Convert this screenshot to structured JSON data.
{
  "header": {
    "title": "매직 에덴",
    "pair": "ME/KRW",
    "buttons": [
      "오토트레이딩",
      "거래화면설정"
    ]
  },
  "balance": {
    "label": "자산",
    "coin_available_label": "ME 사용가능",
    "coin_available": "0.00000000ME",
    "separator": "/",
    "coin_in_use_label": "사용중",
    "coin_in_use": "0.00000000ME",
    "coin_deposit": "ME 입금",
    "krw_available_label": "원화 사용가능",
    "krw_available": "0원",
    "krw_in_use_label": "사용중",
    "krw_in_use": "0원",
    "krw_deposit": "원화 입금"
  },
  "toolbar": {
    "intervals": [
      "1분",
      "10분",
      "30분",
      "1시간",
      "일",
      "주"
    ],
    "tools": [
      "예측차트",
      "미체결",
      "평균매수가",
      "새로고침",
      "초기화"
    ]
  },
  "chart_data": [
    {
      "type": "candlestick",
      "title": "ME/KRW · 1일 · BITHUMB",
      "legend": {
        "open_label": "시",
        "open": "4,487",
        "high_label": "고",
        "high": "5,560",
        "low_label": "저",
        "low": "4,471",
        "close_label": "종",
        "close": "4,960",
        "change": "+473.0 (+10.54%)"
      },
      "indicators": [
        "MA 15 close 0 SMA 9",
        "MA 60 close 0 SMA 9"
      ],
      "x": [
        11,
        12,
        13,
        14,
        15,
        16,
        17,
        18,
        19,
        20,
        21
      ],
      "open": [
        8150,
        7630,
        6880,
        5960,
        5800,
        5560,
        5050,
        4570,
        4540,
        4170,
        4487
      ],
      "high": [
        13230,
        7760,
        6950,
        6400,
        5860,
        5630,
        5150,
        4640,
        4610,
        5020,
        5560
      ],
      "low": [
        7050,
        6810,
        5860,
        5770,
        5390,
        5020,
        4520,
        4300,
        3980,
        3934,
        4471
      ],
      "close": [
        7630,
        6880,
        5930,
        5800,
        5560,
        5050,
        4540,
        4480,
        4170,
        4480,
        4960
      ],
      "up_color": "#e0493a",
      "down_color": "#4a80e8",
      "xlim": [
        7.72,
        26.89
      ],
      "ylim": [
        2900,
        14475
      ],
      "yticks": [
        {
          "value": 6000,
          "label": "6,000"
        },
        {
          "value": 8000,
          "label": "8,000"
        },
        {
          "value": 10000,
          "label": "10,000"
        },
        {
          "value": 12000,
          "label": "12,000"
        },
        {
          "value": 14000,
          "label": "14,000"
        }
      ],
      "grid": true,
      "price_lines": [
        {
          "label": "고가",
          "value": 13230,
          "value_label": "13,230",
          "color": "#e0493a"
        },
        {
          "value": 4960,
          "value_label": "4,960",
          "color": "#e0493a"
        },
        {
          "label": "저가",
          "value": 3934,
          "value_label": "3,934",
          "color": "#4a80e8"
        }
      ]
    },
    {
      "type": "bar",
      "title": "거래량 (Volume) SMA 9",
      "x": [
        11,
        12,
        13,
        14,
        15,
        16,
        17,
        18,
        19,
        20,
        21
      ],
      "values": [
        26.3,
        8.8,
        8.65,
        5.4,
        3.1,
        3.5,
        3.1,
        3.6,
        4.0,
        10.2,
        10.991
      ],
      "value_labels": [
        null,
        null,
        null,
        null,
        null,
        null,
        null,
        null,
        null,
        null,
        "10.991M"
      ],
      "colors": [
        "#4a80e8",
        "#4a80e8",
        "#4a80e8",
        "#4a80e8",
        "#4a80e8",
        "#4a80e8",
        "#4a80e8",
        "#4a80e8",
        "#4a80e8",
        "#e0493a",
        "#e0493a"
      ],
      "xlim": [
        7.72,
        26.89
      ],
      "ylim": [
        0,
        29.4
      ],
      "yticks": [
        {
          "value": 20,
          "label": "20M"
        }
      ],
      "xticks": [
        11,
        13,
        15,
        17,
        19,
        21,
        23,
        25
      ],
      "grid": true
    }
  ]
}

— Goal of the exercise —
From the material given, work out how many lines hold the string "title"; state that number and nothing further.

— Finished answer —
3